*To do:* Copy out all the entries exactly.

(Data entries)
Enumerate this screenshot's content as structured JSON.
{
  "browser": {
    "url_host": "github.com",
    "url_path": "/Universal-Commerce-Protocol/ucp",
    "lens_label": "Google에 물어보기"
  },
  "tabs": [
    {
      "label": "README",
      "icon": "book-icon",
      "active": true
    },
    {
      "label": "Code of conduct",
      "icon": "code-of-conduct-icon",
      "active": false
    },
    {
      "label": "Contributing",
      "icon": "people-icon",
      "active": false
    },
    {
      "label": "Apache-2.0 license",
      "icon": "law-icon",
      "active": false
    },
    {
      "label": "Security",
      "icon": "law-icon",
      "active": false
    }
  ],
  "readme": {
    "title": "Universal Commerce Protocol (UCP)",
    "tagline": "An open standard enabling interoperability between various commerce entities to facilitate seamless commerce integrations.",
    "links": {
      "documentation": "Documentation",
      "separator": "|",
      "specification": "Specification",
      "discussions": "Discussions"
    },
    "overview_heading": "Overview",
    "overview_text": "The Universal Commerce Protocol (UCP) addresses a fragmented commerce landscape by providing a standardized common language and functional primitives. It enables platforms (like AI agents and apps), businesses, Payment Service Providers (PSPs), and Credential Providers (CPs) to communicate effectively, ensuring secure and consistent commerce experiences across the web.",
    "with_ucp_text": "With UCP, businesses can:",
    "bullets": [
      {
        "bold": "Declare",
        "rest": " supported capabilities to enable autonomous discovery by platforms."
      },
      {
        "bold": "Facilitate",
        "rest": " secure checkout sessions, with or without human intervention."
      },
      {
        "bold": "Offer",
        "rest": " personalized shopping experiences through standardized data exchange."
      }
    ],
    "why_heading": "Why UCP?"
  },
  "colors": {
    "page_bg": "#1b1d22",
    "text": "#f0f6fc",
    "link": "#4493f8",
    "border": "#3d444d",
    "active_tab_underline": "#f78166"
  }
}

*Solved problem:*
Enumerate this screenshot's content as structured JSON.
{
  "browser": {
    "url_host": "github.com",
    "url_path": "/Universal-Commerce-Protocol/ucp",
    "lens_label": "Google에 물어보기"
  },
  "tabs": [
    {
      "label": "README",
      "icon": "book-icon",
      "active": true
    },
    {
      "label": "Code of conduct",
      "icon": "code-of-conduct-icon",
      "active": false
    },
    {
      "label": "Contributing",
      "icon": "people-icon",
      "active": false
    },
    {
      "label": "Apache-2.0 license",
      "icon": "law-icon",
      "active": false
    },
    {
      "label": "Security",
      "icon": "law-icon",
      "active": false
    }
  ],
  "readme": {
    "title": "Universal Commerce Protocol (UCP)",
    "tagline": "An open standard enabling interoperability between various commerce entities to facilitate seamless commerce integrations.",
    "links": {
      "documentation": "Documentation",
      "separator": "|",
      "specification": "Specification",
      "discussions": "Discussions"
    },
    "overview_heading": "Overview",
    "overview_text": "The Universal Commerce Protocol (UCP) addresses a fragmented commerce landscape by providing a standardized common language and functional primitives. It enables platforms (like AI agents and apps), businesses, Payment Service Providers (PSPs), and Credential Providers (CPs) to communicate effectively, ensuring secure and consistent commerce experiences across the web.",
    "with_ucp_text": "With UCP, businesses can:",
    "bullets": [
      {
        "bold": "Declare",
        "rest": " supported capabilities to enable autonomous discovery by platforms."
      },
      {
        "bold": "Facilitate",
        "rest": " secure checkout sessions, with or without human intervention."
      },
      {
        "bold": "Offer",
        "rest": " personalized shopping experiences through standardized data exchange."
      }
    ],
    "why_heading": "Why UCP?"
  },
  "colors": {
    "page_bg": "#1b1d22",
    "text": "#f0f6fc",
    "link": "#4493f8",
    "border": "#3d444d",
    "active_tab_underline": "#f78166"
  }
}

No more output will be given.